■ TASK REQUIREMENTS:
Your task is to copy every line of the entries that contains "Medicine".
-------- RAW DATA
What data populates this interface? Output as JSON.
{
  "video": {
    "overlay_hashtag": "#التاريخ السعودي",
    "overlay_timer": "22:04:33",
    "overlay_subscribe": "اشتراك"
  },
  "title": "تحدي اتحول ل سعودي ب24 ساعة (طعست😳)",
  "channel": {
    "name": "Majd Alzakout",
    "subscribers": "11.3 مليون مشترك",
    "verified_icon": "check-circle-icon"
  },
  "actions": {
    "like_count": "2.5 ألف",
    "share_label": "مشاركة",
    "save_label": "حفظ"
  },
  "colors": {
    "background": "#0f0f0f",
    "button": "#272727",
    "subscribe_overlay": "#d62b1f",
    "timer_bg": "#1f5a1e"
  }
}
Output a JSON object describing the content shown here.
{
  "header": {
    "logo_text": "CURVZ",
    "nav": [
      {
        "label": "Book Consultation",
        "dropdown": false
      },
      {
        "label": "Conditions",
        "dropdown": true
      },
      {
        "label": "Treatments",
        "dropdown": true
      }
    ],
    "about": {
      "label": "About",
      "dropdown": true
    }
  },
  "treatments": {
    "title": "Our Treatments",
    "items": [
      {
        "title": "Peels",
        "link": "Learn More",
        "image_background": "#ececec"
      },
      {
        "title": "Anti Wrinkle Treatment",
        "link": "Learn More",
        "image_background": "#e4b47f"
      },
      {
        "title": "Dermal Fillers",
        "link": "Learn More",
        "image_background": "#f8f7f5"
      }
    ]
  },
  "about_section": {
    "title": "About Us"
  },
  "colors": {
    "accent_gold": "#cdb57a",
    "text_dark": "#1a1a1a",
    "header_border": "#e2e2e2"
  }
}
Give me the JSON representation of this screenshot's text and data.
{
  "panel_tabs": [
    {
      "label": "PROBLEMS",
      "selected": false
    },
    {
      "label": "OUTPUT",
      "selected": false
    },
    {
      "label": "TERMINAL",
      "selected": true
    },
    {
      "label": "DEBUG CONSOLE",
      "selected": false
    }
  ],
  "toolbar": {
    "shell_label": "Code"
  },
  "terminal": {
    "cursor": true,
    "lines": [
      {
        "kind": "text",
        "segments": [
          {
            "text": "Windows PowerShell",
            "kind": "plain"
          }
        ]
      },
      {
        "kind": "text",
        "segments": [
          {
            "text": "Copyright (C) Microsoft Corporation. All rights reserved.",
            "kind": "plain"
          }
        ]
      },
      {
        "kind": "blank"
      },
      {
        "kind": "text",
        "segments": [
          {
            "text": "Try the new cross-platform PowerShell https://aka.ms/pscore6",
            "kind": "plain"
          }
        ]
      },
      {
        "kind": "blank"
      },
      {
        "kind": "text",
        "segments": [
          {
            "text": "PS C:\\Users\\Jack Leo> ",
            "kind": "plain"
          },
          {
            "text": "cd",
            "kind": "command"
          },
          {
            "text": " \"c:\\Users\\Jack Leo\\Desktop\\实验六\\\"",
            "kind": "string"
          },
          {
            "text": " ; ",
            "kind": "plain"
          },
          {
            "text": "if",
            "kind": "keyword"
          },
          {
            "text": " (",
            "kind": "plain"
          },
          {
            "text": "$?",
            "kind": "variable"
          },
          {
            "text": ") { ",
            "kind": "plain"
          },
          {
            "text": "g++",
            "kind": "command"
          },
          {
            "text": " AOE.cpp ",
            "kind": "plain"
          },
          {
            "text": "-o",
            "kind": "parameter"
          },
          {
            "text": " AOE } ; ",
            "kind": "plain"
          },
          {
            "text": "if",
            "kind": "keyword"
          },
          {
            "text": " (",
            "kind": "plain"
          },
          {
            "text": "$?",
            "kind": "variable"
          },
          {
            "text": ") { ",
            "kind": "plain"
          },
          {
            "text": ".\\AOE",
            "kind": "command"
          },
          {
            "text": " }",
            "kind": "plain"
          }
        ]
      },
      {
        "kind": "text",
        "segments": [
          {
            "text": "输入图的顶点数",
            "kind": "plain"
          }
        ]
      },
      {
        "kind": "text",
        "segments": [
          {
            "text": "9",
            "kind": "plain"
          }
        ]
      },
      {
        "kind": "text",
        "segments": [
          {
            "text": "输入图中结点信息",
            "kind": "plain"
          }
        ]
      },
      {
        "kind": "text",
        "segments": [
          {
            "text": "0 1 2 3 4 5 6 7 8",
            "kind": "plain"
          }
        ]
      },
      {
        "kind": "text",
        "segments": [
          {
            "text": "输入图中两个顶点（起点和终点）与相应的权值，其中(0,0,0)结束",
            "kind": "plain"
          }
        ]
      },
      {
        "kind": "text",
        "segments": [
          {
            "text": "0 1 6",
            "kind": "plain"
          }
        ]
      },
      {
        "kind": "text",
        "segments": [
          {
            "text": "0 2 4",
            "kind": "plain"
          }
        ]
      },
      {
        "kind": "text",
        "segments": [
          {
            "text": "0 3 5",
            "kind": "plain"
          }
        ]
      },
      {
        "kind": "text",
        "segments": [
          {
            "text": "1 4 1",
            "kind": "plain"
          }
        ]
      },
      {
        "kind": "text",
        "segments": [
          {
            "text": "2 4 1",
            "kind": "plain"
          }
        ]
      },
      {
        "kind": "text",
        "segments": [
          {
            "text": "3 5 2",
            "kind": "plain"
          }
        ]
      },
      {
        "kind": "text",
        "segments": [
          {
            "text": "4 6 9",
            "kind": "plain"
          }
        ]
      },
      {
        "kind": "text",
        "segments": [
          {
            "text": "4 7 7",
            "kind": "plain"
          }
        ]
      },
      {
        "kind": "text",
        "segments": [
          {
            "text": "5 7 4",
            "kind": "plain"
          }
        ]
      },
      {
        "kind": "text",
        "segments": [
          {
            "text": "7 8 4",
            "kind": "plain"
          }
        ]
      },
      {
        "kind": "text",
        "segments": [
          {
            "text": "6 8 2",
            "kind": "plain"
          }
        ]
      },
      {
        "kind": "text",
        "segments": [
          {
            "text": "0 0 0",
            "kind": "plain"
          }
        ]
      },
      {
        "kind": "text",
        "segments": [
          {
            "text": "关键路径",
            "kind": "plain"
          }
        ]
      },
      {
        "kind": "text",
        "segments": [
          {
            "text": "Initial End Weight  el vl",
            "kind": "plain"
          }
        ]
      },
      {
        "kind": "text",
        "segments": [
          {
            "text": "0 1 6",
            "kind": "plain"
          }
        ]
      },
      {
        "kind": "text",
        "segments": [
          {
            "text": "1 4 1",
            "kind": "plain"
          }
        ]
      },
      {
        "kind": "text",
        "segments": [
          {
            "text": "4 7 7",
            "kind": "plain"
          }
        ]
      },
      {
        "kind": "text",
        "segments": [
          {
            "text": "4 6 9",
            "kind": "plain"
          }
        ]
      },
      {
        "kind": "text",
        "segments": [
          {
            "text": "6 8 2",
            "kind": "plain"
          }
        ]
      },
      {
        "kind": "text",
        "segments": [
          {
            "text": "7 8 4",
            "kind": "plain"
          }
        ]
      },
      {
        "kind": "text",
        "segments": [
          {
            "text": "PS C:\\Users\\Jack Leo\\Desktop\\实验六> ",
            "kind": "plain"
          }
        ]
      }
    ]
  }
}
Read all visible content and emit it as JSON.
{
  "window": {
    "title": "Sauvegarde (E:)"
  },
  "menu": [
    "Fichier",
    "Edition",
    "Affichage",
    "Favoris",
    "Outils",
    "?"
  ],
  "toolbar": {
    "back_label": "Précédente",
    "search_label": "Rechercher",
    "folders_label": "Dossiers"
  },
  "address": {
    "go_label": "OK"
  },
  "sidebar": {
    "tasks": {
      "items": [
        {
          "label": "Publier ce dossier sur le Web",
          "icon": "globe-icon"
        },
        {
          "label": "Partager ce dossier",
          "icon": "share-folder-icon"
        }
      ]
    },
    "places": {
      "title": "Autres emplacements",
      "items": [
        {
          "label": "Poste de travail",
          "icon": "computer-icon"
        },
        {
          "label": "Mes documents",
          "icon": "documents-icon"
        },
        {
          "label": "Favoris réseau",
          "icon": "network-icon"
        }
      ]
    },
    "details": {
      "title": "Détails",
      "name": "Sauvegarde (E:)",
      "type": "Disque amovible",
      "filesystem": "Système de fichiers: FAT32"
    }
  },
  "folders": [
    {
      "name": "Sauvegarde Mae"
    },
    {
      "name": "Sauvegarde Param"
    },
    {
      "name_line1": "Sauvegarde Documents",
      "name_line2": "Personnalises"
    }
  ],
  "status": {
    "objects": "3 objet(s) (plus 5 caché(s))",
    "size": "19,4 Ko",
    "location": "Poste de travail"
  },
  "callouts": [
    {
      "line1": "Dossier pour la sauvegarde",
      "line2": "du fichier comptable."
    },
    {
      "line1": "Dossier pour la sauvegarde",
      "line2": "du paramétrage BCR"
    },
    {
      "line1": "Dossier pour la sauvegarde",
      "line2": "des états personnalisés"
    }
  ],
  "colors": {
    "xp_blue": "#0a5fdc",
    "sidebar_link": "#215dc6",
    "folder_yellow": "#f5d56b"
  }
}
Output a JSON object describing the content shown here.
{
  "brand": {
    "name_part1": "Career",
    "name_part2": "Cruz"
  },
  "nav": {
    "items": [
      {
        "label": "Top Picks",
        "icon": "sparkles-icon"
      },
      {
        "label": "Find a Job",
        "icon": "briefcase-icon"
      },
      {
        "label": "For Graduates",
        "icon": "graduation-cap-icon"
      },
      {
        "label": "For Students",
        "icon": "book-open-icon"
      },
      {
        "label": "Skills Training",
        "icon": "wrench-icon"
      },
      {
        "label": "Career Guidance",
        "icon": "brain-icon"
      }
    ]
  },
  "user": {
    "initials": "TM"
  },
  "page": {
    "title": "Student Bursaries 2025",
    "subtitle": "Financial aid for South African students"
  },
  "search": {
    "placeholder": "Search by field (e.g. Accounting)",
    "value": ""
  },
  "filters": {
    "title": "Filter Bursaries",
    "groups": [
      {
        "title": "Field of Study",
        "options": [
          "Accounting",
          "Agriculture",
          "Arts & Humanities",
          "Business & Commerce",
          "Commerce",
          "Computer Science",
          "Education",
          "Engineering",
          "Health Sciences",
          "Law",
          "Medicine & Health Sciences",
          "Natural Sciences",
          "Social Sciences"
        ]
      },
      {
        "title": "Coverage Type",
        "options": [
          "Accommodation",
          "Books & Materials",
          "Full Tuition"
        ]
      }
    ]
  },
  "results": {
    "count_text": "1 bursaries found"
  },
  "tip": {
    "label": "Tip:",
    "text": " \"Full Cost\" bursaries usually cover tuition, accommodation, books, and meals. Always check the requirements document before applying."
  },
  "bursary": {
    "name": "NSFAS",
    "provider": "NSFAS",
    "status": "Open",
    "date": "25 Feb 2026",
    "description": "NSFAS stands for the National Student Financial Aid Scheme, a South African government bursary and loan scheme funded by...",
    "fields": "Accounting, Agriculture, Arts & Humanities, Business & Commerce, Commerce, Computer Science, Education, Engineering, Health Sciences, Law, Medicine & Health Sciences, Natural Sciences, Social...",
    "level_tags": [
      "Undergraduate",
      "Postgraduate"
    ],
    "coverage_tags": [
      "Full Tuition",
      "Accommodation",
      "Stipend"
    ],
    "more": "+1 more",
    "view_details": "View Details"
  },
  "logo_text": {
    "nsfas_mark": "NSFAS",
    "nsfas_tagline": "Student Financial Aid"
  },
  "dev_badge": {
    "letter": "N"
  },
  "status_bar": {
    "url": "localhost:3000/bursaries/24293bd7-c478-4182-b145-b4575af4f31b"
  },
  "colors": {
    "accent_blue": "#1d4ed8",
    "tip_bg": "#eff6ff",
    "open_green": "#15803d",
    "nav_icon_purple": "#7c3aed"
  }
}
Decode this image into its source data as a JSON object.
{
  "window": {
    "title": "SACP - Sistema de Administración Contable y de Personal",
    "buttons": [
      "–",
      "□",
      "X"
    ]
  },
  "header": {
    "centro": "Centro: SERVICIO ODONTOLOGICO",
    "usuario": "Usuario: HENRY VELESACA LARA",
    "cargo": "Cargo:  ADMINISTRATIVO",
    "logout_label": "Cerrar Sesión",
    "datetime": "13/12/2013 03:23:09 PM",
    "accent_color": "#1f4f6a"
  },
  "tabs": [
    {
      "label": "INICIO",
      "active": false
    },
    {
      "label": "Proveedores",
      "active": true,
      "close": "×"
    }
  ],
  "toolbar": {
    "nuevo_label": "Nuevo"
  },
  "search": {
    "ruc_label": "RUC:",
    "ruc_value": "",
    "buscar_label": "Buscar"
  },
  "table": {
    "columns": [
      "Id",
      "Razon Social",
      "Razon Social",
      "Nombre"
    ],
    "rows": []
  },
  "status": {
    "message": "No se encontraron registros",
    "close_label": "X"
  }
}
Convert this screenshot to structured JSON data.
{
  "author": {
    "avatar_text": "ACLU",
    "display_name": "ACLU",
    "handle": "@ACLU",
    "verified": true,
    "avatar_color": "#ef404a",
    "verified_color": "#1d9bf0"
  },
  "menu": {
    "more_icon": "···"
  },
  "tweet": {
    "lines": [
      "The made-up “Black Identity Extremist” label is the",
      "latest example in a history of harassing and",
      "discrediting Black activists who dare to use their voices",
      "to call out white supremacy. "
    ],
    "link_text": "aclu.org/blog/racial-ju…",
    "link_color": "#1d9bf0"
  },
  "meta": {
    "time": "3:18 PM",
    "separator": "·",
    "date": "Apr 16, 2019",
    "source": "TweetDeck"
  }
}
----------------
■ TASK ANSWER:
          "Medicine & Health Sciences",
    "fields": "Accounting, Agriculture, Arts & Humanities, Business & Commerce, Commerce, Computer Science, Education, Engineering, Health Sciences, Law, Medicine & Health Sciences, Natural Sciences, Social...",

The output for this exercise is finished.